** BEGIN Records supplied **
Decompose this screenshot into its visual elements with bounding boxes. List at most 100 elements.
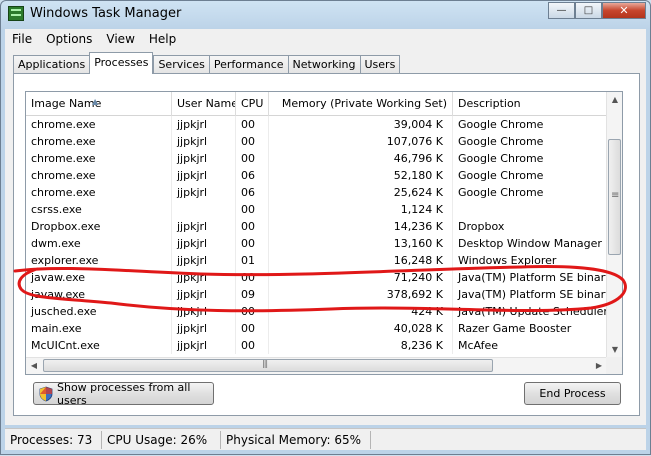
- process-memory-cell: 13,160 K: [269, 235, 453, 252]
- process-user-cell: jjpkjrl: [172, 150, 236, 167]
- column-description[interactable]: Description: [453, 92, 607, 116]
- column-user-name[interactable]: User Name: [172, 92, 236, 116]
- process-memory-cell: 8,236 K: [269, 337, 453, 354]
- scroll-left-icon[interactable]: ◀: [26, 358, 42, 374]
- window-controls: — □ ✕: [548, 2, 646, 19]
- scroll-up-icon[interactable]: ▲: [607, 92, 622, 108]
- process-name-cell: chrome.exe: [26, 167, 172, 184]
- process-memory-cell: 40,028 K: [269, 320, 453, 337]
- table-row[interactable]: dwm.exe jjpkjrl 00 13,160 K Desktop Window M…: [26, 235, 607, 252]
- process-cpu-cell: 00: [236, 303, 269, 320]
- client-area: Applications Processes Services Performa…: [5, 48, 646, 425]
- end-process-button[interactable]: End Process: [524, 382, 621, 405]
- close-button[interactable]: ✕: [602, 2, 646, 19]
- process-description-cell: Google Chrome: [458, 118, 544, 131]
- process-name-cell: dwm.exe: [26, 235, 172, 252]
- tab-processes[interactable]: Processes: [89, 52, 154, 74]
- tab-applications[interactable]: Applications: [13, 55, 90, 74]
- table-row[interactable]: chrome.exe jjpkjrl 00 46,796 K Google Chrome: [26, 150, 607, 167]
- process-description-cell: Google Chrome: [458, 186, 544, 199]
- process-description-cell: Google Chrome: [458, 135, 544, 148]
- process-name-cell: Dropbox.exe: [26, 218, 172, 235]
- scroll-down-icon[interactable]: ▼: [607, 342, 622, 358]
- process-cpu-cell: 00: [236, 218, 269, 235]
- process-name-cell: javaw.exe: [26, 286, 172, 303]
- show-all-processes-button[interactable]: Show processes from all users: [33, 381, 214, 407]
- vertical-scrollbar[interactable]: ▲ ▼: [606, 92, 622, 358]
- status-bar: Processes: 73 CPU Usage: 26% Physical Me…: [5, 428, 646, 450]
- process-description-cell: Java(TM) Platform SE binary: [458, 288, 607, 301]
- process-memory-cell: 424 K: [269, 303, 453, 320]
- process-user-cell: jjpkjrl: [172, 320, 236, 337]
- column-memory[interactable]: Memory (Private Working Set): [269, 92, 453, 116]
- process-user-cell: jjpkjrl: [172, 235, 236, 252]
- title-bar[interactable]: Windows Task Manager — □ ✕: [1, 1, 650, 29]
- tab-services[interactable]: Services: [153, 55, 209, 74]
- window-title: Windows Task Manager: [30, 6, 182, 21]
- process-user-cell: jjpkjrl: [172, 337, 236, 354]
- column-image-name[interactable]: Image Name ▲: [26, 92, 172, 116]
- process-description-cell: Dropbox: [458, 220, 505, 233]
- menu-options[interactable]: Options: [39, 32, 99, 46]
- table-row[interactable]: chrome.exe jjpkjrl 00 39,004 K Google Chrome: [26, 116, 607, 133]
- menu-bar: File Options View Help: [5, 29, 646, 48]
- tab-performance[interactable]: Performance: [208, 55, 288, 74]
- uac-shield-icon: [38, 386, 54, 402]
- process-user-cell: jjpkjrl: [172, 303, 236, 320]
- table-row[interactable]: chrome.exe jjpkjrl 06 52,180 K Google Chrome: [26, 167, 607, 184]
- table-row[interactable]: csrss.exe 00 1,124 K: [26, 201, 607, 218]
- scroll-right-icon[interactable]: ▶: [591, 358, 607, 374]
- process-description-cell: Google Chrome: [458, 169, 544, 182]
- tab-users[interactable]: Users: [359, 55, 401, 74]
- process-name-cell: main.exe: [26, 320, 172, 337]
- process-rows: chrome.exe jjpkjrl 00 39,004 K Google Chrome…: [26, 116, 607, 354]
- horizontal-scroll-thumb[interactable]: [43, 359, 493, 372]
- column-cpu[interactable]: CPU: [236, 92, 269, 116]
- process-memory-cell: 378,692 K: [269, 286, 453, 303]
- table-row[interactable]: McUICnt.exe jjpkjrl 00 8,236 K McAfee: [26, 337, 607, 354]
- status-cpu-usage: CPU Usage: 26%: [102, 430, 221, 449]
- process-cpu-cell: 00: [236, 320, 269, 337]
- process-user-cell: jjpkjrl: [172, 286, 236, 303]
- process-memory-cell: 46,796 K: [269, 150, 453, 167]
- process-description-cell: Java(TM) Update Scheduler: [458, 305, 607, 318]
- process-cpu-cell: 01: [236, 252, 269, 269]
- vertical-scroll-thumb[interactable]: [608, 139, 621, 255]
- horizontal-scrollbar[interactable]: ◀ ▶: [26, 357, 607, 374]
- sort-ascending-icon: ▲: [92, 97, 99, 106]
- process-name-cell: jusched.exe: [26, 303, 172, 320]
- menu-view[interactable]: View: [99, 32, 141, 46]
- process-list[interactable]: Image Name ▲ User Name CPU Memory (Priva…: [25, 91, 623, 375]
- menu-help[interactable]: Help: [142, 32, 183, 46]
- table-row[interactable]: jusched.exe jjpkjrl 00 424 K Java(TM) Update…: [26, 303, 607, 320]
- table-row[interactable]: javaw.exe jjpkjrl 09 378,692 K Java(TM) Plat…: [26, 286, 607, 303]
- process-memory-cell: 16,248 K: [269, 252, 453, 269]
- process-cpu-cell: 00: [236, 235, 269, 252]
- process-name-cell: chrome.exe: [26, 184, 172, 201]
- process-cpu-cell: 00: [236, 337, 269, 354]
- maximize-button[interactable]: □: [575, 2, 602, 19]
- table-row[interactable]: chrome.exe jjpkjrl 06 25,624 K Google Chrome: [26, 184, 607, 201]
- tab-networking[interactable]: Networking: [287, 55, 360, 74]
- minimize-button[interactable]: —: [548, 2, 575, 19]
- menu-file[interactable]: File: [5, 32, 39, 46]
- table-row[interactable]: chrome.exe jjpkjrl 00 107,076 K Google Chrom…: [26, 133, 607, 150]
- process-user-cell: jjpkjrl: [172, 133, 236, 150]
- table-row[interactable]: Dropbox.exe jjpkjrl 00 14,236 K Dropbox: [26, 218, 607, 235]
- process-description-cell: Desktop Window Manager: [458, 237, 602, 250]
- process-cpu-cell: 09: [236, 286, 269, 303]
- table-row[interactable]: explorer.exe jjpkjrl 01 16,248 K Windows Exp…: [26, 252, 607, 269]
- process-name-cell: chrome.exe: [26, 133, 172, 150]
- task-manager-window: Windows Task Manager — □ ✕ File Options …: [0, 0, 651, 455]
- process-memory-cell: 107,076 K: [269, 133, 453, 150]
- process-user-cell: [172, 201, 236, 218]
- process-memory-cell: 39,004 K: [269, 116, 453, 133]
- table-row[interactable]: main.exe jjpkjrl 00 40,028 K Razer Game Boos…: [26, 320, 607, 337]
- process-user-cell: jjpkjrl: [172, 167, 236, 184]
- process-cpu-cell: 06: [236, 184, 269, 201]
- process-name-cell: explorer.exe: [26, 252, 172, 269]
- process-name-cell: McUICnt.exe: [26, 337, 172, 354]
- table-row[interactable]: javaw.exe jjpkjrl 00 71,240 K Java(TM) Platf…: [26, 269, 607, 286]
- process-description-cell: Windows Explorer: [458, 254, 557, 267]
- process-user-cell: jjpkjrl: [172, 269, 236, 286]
** END Records supplied **
** BEGIN Records supplied **
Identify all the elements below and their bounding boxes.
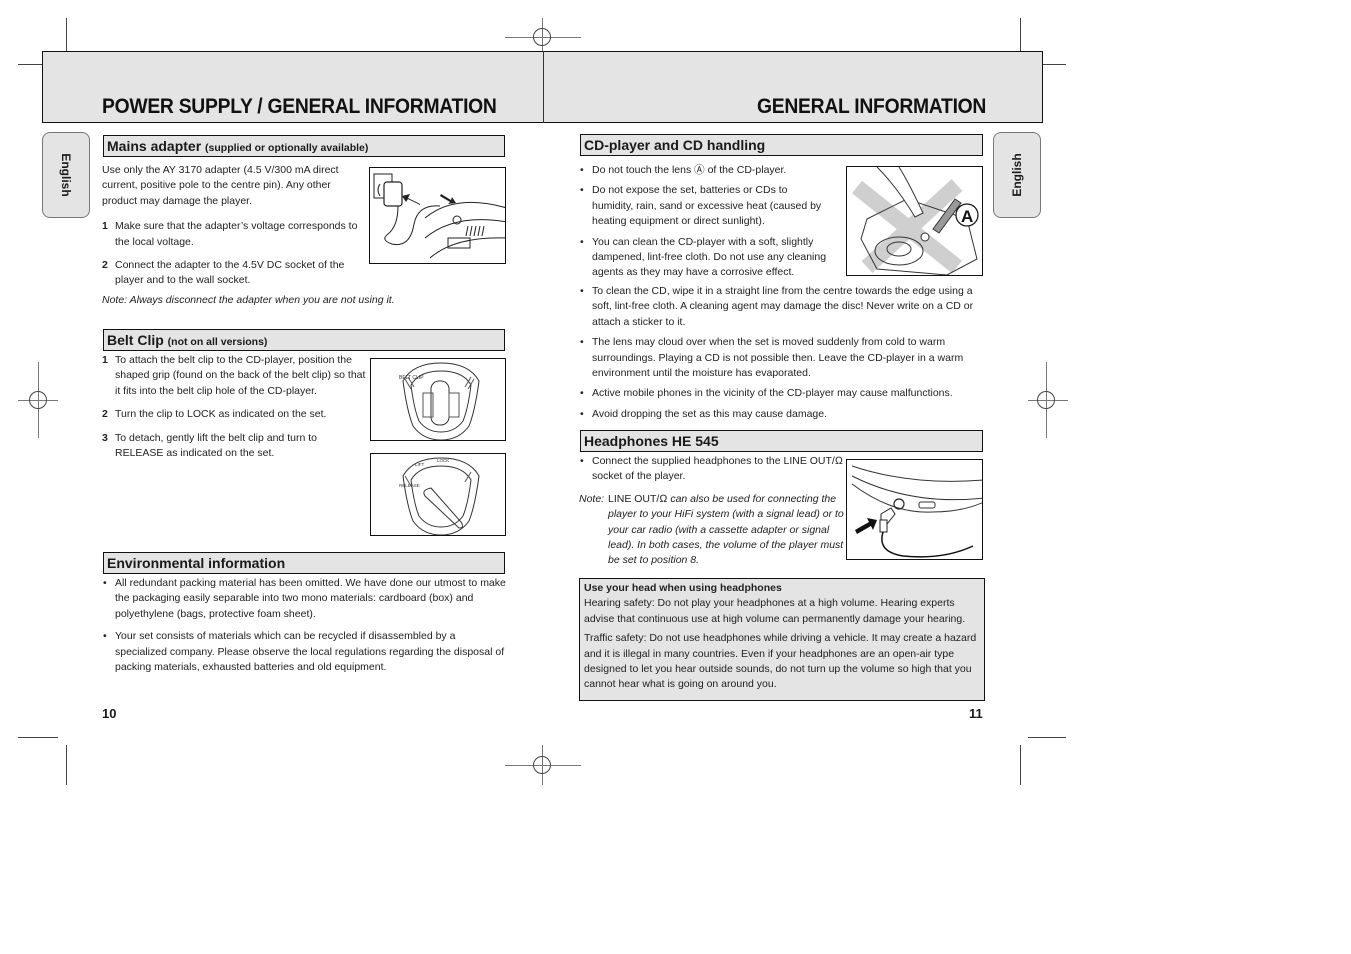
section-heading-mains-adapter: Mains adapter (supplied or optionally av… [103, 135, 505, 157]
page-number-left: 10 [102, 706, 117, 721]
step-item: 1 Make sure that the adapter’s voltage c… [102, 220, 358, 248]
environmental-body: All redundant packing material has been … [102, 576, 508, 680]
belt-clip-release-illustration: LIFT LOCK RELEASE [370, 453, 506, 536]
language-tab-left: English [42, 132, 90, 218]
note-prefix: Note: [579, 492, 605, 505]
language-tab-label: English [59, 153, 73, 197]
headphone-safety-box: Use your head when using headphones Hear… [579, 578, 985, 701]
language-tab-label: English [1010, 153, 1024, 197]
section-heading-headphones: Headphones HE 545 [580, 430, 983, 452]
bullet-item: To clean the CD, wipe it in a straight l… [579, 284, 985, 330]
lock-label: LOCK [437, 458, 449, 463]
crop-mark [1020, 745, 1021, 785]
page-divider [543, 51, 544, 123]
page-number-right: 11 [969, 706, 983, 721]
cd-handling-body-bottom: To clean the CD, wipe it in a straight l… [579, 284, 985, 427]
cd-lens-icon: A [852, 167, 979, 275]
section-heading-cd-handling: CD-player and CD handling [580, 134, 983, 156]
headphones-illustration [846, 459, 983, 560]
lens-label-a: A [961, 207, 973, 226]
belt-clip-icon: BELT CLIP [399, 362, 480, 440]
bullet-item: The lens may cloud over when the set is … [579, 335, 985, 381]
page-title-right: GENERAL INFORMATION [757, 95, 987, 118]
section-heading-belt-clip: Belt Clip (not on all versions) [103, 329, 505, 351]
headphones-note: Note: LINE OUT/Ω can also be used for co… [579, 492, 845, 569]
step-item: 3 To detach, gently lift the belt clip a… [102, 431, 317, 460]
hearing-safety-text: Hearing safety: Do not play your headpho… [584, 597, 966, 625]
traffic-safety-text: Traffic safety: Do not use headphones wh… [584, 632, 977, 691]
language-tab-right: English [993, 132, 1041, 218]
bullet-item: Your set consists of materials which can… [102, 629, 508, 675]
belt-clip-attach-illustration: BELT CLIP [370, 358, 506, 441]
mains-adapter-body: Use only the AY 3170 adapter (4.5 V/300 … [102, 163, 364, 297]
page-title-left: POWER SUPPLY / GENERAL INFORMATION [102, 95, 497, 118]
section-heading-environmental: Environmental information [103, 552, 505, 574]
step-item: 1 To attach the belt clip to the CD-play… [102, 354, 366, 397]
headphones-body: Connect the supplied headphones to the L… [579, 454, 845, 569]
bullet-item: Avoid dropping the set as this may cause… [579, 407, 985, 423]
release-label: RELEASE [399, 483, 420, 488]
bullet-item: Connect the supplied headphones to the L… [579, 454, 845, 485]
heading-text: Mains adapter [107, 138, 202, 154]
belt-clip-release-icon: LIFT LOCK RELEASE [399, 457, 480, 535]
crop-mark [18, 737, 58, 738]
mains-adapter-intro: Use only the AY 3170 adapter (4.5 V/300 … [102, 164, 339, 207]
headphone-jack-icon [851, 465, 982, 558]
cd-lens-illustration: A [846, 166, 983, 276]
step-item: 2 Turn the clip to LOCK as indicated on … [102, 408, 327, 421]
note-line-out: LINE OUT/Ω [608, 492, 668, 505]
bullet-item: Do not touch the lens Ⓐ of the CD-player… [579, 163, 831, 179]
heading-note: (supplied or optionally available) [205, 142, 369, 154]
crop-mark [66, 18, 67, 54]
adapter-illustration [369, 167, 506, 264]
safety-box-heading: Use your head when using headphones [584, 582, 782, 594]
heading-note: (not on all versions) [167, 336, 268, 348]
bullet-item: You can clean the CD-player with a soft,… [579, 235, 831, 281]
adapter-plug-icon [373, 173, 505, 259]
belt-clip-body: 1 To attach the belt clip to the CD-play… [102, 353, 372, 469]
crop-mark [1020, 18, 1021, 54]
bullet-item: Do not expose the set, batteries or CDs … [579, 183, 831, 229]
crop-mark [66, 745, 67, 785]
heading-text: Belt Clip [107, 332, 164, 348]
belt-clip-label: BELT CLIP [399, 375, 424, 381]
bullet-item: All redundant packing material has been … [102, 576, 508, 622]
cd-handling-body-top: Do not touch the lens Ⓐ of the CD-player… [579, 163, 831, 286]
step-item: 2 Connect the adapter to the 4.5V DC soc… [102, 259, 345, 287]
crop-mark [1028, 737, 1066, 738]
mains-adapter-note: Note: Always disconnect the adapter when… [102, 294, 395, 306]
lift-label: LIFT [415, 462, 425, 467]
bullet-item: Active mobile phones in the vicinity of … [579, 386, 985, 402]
** END Records supplied **
** BEGIN Records supplied **
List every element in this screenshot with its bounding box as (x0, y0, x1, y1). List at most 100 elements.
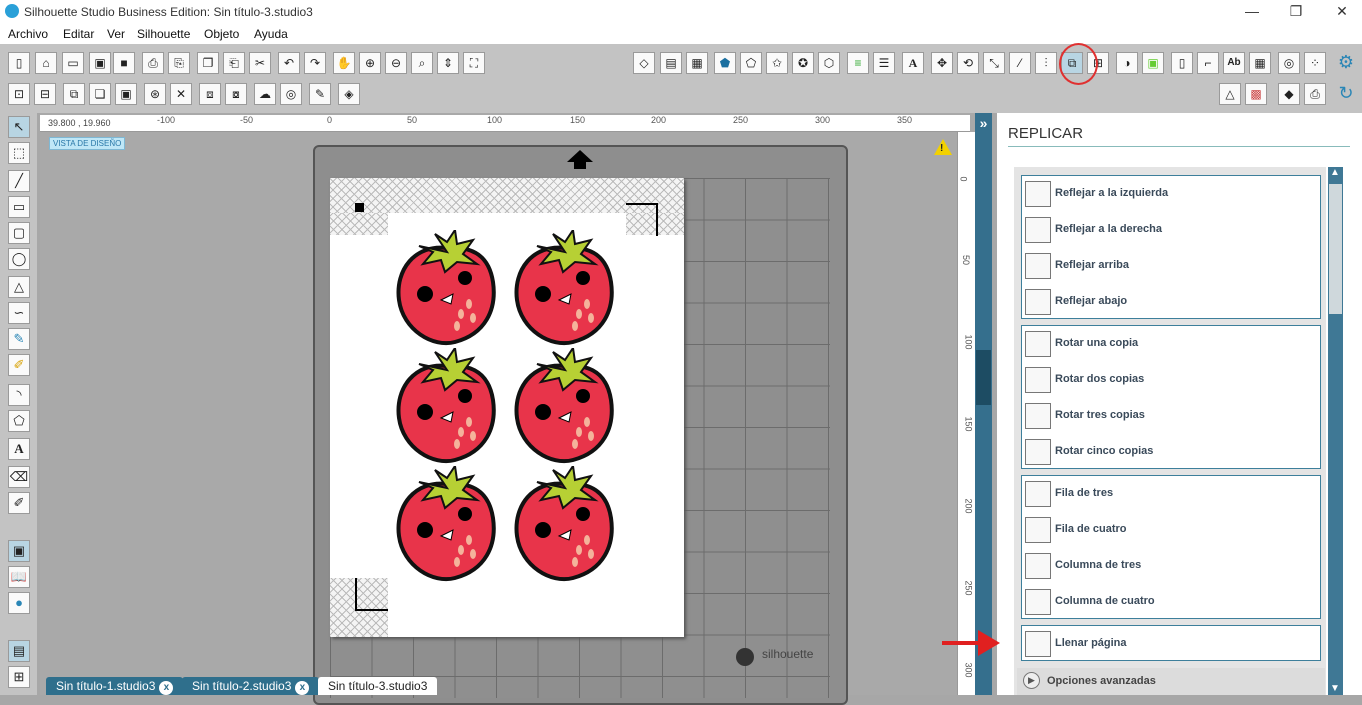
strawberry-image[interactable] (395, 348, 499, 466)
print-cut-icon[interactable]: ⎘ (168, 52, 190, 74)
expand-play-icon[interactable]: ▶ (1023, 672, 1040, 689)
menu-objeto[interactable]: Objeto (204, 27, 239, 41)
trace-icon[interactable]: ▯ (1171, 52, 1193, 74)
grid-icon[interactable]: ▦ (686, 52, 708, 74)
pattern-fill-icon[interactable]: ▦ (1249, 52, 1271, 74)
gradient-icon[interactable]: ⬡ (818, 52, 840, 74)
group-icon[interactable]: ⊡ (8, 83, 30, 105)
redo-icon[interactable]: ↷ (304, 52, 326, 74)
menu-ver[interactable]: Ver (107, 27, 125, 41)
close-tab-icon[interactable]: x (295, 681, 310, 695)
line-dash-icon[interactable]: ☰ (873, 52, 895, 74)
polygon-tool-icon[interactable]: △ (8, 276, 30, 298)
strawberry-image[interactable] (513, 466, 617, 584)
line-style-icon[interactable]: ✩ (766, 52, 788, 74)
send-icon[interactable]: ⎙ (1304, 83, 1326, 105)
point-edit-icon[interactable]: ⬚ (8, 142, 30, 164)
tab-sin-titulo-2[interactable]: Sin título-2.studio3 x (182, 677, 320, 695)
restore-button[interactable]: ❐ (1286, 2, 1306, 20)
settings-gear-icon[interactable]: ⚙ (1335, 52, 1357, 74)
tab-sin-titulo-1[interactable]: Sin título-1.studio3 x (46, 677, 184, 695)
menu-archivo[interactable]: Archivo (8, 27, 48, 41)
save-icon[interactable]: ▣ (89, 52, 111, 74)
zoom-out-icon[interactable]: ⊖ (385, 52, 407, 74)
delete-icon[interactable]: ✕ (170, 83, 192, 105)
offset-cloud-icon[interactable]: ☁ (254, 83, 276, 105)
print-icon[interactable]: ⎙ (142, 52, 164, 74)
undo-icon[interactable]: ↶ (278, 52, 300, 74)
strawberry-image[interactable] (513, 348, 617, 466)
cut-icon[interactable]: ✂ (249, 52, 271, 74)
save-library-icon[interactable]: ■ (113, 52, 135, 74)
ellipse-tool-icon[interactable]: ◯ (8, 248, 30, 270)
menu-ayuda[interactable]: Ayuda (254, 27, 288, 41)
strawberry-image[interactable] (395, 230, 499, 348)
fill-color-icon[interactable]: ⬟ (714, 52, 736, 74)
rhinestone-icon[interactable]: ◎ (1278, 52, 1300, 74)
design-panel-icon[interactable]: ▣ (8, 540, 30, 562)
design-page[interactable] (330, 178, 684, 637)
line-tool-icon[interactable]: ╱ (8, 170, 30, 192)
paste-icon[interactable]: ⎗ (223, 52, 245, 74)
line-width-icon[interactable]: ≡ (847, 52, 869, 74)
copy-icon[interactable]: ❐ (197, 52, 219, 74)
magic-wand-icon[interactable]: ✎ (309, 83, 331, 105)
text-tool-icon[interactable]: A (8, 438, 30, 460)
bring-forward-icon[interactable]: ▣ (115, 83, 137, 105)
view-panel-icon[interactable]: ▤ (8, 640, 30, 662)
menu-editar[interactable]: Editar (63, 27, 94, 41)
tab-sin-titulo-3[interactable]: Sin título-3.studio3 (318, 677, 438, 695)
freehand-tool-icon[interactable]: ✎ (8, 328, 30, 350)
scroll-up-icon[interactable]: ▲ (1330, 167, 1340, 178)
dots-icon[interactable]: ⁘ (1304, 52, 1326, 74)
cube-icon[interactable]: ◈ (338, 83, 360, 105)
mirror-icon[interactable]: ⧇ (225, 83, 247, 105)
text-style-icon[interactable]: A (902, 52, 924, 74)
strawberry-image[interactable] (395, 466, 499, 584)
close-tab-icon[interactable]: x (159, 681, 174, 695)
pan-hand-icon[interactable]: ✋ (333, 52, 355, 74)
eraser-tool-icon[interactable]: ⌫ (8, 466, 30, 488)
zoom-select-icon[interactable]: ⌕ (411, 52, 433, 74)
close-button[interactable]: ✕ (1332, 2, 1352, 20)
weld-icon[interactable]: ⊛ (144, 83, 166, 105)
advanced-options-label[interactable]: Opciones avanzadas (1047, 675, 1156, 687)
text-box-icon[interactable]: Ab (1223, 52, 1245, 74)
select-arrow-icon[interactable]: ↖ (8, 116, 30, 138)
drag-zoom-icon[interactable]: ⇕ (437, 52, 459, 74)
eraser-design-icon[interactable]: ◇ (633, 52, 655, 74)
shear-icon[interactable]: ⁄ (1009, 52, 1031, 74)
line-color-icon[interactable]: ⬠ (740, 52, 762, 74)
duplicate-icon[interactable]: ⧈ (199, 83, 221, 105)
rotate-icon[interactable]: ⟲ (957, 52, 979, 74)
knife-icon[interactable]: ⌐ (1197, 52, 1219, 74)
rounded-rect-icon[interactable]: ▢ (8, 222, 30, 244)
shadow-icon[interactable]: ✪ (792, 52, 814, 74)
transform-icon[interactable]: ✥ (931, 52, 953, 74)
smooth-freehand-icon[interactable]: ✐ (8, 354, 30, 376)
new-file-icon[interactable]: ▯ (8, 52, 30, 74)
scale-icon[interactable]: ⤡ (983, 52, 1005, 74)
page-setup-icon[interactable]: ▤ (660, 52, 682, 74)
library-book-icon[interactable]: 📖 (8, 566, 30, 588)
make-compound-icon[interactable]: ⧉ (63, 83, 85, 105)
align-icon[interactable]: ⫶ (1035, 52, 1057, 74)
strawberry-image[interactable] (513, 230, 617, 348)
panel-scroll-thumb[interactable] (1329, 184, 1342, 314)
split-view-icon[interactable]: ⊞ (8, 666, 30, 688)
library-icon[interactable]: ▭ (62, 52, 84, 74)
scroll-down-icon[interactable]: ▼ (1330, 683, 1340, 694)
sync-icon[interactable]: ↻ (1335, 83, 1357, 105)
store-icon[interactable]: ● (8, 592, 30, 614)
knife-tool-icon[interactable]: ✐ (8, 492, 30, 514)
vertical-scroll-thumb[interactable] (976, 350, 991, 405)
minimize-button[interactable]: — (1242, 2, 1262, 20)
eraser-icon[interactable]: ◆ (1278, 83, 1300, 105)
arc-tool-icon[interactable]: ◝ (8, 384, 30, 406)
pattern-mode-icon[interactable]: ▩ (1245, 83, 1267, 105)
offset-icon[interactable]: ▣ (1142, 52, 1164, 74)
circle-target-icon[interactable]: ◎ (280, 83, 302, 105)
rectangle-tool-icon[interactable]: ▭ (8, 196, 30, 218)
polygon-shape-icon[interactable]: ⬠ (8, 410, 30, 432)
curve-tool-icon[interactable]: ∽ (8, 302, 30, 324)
** END Records supplied **
Switch "English" to "French" in the part of the entries that opens with the line containing "section-heading-mains-adapter: Mains adapter" and closes with the line containing "note-prefix: Note: [579, 492, 605, 505]", leaving everything else the same. Give back only those lines.

# Output below
section-heading-mains-adapter: Mains adapter (supplied or optionally av… [103, 135, 505, 157]
page-number-left: 10 [102, 706, 117, 721]
step-item: 1 Make sure that the adapter’s voltage c… [102, 220, 358, 248]
environmental-body: All redundant packing material has been … [102, 576, 508, 680]
belt-clip-release-illustration: LIFT LOCK RELEASE [370, 453, 506, 536]
language-tab-left: French [42, 132, 90, 218]
note-prefix: Note: [579, 492, 605, 505]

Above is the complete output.